**WORK REQUIRED**
The records below are split into lines. How many of those lines contain the string "кислота"? Reply with the number only.

Stored records:
>>>>

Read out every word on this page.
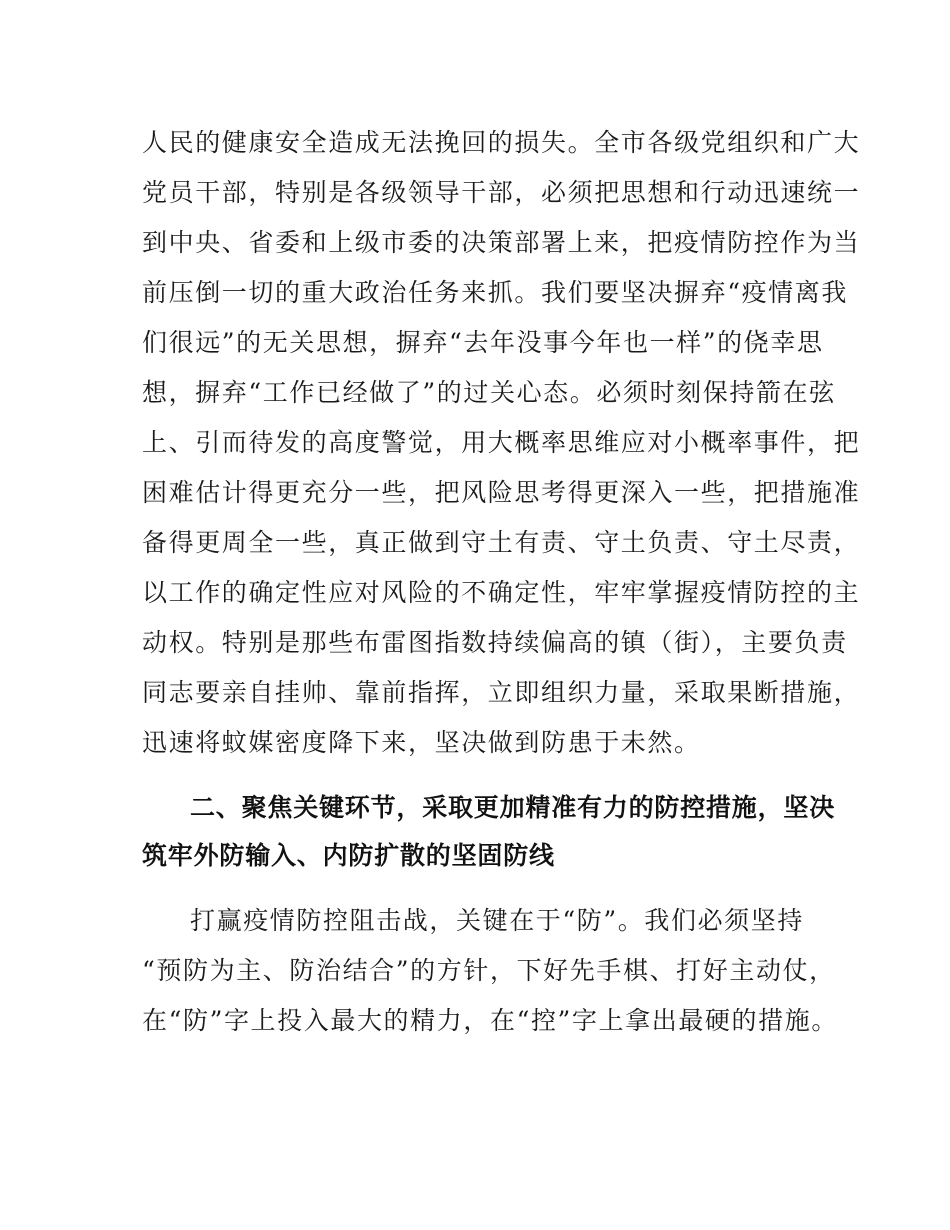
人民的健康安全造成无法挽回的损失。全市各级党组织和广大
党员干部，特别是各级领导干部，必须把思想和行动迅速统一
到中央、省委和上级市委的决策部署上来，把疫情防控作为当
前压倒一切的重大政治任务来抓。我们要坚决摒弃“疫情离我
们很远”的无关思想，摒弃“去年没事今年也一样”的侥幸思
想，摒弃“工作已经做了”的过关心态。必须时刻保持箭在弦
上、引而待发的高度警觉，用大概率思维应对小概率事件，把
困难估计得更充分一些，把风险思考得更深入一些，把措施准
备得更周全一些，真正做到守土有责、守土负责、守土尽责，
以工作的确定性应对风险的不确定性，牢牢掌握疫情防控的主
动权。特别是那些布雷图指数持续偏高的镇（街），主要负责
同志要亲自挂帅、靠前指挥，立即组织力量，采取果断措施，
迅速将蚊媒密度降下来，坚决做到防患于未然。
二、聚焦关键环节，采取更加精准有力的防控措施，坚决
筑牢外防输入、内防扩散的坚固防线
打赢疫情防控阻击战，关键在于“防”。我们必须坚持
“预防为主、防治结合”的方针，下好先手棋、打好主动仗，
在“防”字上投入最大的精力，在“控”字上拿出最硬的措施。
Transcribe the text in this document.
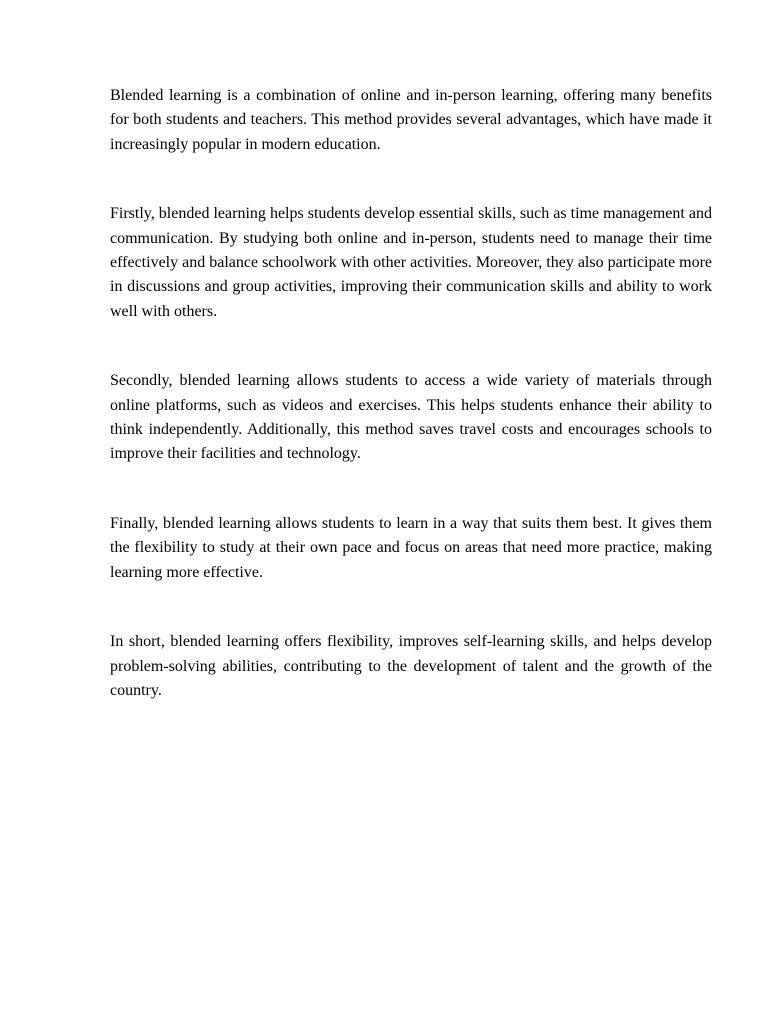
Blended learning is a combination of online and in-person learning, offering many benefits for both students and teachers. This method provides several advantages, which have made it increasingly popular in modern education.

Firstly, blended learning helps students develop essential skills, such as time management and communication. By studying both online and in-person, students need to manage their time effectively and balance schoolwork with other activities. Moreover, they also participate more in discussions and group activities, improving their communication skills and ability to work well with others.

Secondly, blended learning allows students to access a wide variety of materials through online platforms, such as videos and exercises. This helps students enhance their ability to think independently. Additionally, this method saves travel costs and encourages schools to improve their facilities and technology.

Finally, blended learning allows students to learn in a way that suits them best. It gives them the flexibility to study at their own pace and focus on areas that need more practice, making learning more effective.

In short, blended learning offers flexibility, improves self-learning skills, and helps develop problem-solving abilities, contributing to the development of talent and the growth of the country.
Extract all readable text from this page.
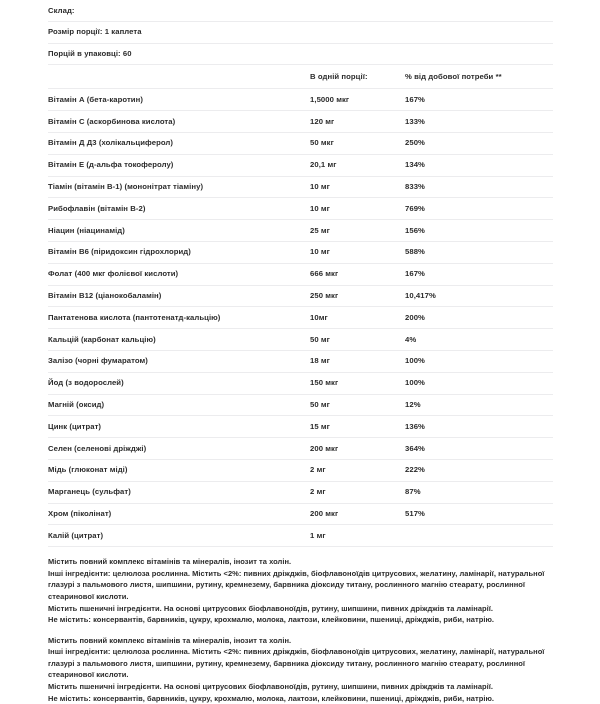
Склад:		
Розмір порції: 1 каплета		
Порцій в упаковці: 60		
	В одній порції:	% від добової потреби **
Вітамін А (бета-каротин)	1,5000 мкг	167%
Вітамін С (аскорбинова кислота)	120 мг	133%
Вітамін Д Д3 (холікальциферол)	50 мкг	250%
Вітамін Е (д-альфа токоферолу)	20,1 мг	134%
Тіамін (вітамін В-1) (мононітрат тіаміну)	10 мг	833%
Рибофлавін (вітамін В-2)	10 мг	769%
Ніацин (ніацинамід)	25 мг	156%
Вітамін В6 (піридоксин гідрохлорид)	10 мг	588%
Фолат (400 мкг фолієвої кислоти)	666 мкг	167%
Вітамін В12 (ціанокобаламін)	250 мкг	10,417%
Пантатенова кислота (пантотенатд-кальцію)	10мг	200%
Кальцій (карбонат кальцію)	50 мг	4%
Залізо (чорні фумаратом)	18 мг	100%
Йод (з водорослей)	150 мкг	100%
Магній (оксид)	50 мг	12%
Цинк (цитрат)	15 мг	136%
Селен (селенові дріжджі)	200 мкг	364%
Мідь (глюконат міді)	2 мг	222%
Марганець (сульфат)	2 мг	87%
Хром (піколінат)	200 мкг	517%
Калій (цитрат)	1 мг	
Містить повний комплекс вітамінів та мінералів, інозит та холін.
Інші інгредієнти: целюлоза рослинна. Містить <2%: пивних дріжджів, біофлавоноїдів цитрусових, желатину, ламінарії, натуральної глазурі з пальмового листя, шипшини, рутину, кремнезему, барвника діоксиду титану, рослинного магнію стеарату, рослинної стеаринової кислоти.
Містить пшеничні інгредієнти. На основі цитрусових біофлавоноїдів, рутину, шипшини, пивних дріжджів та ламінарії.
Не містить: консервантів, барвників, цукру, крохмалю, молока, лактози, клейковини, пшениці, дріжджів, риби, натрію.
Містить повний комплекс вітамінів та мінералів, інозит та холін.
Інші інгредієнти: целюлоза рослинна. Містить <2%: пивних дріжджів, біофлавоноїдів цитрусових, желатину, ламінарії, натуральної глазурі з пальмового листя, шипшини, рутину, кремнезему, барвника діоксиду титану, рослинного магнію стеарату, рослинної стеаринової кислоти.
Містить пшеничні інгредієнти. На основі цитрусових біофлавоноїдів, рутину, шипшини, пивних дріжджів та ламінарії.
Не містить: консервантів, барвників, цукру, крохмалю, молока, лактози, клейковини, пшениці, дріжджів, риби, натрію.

<<<<
>>>>

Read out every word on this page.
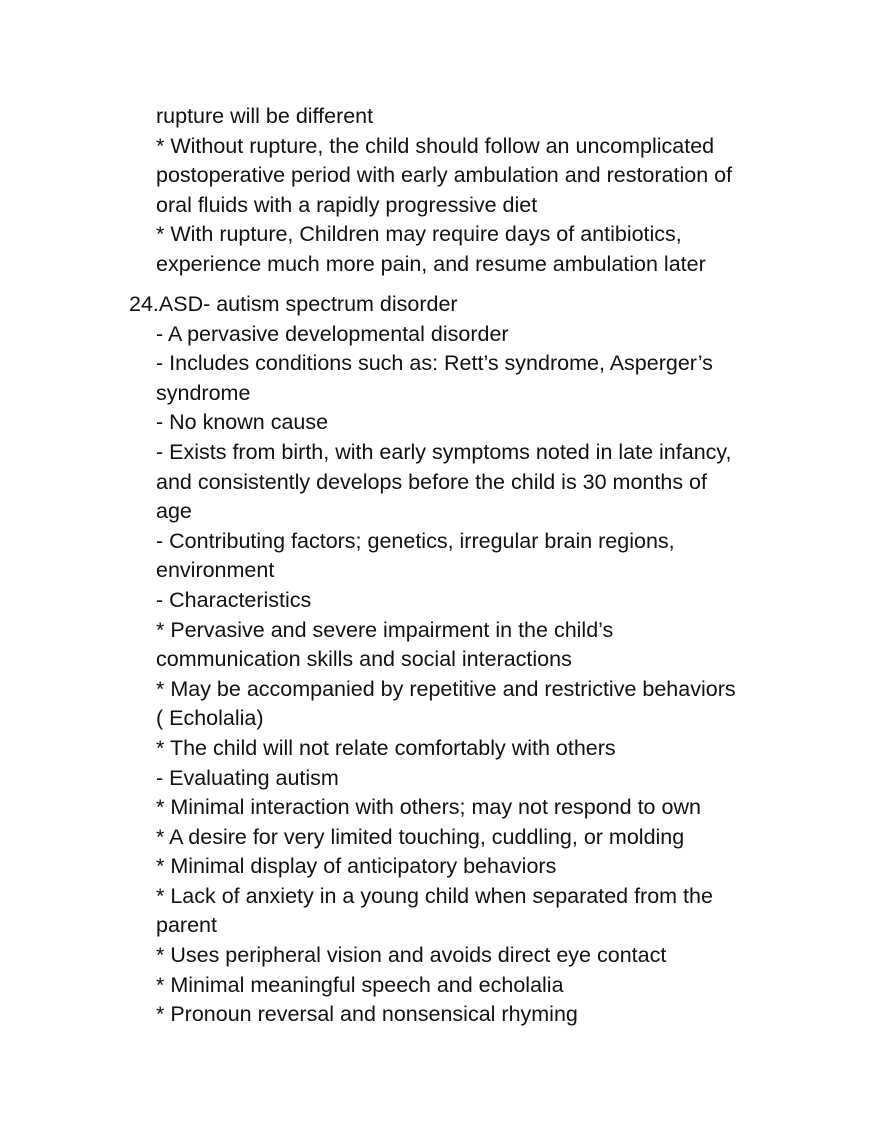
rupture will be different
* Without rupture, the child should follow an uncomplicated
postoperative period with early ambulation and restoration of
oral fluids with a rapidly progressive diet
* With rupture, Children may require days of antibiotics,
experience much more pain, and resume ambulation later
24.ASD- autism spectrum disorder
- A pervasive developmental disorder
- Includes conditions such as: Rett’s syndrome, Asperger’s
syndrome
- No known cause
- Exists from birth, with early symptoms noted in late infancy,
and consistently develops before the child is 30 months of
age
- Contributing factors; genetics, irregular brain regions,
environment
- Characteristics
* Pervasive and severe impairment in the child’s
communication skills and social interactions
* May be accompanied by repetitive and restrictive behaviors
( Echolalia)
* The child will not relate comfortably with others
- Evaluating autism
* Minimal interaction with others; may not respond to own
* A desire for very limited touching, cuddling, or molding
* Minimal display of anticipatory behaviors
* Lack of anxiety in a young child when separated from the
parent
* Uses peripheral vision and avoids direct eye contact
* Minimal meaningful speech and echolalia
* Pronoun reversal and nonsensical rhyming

<<<<

**TASK ANSWER**
2